Omit the pictures, then reproduce every remaining record exactly.

***** Input records

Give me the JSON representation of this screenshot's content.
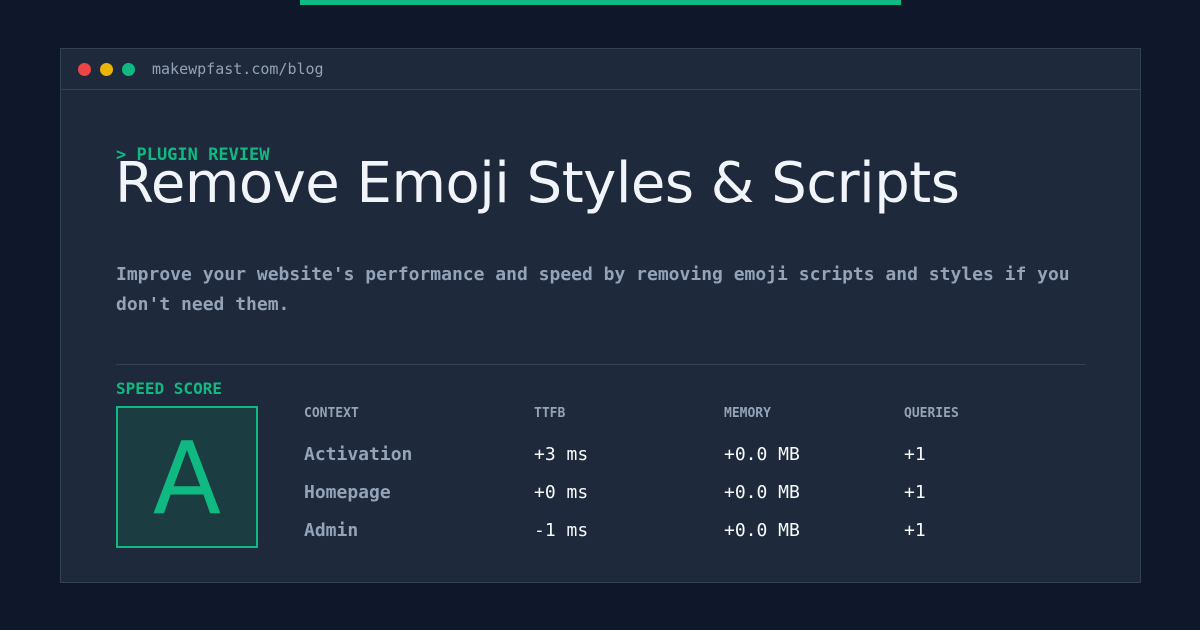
{
  "browser": {
    "url": "makewpfast.com/blog",
    "controls": {
      "close_color": "#ef4444",
      "minimize_color": "#eab308",
      "maximize_color": "#10b981"
    }
  },
  "article": {
    "eyebrow": "> PLUGIN REVIEW",
    "title": "Remove Emoji Styles & Scripts",
    "description": "Improve your website's performance and speed by removing emoji scripts and styles if you don't need them."
  },
  "score": {
    "label": "SPEED SCORE",
    "grade": "A"
  },
  "metrics": {
    "headers": [
      "CONTEXT",
      "TTFB",
      "MEMORY",
      "QUERIES"
    ],
    "rows": [
      [
        "Activation",
        "+3 ms",
        "+0.0 MB",
        "+1"
      ],
      [
        "Homepage",
        "+0 ms",
        "+0.0 MB",
        "+1"
      ],
      [
        "Admin",
        "-1 ms",
        "+0.0 MB",
        "+1"
      ]
    ]
  },
  "colors": {
    "accent": "#10b981",
    "background": "#0f172a",
    "panel": "#1e293b",
    "muted_text": "#94a3b8"
  }
}
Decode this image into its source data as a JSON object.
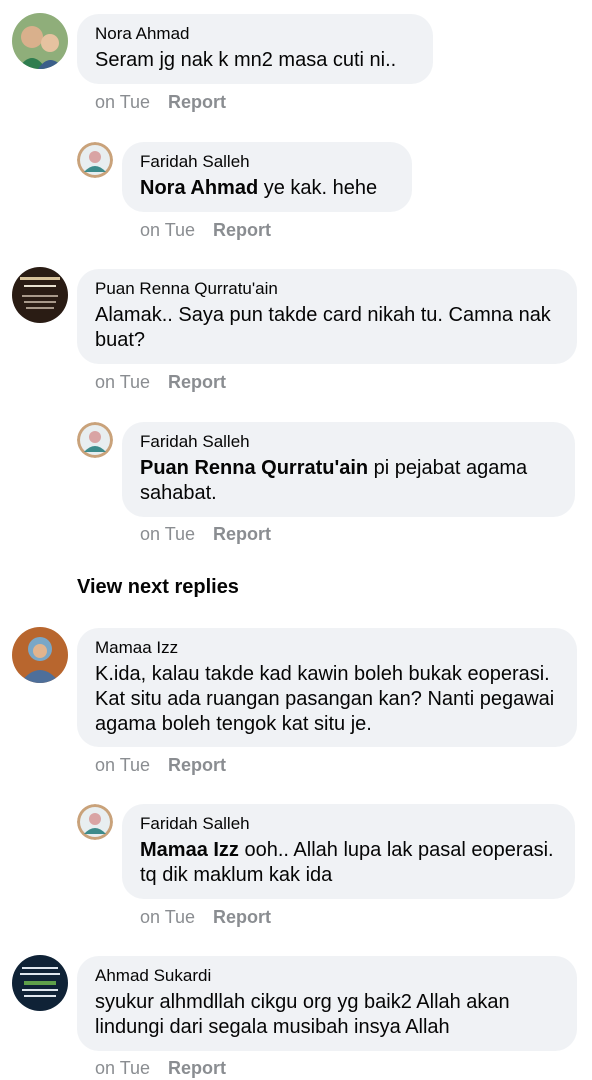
{
  "comments": [
    {
      "author": "Nora Ahmad",
      "text": "Seram jg nak k mn2 masa cuti ni..",
      "time": "on Tue",
      "report": "Report"
    },
    {
      "author": "Faridah Salleh",
      "mention": "Nora Ahmad",
      "text": " ye kak. hehe",
      "time": "on Tue",
      "report": "Report"
    },
    {
      "author": "Puan Renna Qurratu'ain",
      "text": "Alamak.. Saya pun takde card nikah tu. Camna nak buat?",
      "time": "on Tue",
      "report": "Report"
    },
    {
      "author": "Faridah Salleh",
      "mention": "Puan Renna Qurratu'ain",
      "text": " pi pejabat agama sahabat.",
      "time": "on Tue",
      "report": "Report"
    },
    {
      "author": "Mamaa Izz",
      "text": "K.ida, kalau takde kad kawin boleh bukak eoperasi. Kat situ ada ruangan pasangan kan? Nanti pegawai agama boleh tengok kat situ je.",
      "time": "on Tue",
      "report": "Report"
    },
    {
      "author": "Faridah Salleh",
      "mention": "Mamaa Izz",
      "text": " ooh.. Allah lupa lak pasal eoperasi. tq dik maklum kak ida",
      "time": "on Tue",
      "report": "Report"
    },
    {
      "author": "Ahmad Sukardi",
      "text": "syukur alhmdllah cikgu org yg baik2 Allah akan lindungi dari segala musibah insya Allah",
      "time": "on Tue",
      "report": "Report"
    }
  ],
  "view_next_replies": "View next replies"
}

**********

**Solution to this exercise:**
Give me the JSON representation of this screenshot's content.
{
  "browser": {
    "url": "makewpfast.com/blog",
    "controls": {
      "close_color": "#ef4444",
      "minimize_color": "#eab308",
      "maximize_color": "#10b981"
    }
  },
  "article": {
    "eyebrow": "> PLUGIN REVIEW",
    "title": "Remove Emoji Styles & Scripts",
    "description": "Improve your website's performance and speed by removing emoji scripts and styles if you don't need them."
  },
  "score": {
    "label": "SPEED SCORE",
    "grade": "A"
  },
  "metrics": {
    "headers": [
      "CONTEXT",
      "TTFB",
      "MEMORY",
      "QUERIES"
    ],
    "rows": [
      [
        "Activation",
        "+3 ms",
        "+0.0 MB",
        "+1"
      ],
      [
        "Homepage",
        "+0 ms",
        "+0.0 MB",
        "+1"
      ],
      [
        "Admin",
        "-1 ms",
        "+0.0 MB",
        "+1"
      ]
    ]
  },
  "colors": {
    "accent": "#10b981",
    "background": "#0f172a",
    "panel": "#1e293b",
    "muted_text": "#94a3b8"
  }
}
Decode this image into its source data as a JSON object.
{
  "comments": [
    {
      "author": "Nora Ahmad",
      "text": "Seram jg nak k mn2 masa cuti ni..",
      "time": "on Tue",
      "report": "Report"
    },
    {
      "author": "Faridah Salleh",
      "mention": "Nora Ahmad",
      "text": " ye kak. hehe",
      "time": "on Tue",
      "report": "Report"
    },
    {
      "author": "Puan Renna Qurratu'ain",
      "text": "Alamak.. Saya pun takde card nikah tu. Camna nak buat?",
      "time": "on Tue",
      "report": "Report"
    },
    {
      "author": "Faridah Salleh",
      "mention": "Puan Renna Qurratu'ain",
      "text": " pi pejabat agama sahabat.",
      "time": "on Tue",
      "report": "Report"
    },
    {
      "author": "Mamaa Izz",
      "text": "K.ida, kalau takde kad kawin boleh bukak eoperasi. Kat situ ada ruangan pasangan kan? Nanti pegawai agama boleh tengok kat situ je.",
      "time": "on Tue",
      "report": "Report"
    },
    {
      "author": "Faridah Salleh",
      "mention": "Mamaa Izz",
      "text": " ooh.. Allah lupa lak pasal eoperasi. tq dik maklum kak ida",
      "time": "on Tue",
      "report": "Report"
    },
    {
      "author": "Ahmad Sukardi",
      "text": "syukur alhmdllah cikgu org yg baik2 Allah akan lindungi dari segala musibah insya Allah",
      "time": "on Tue",
      "report": "Report"
    }
  ],
  "view_next_replies": "View next replies"
}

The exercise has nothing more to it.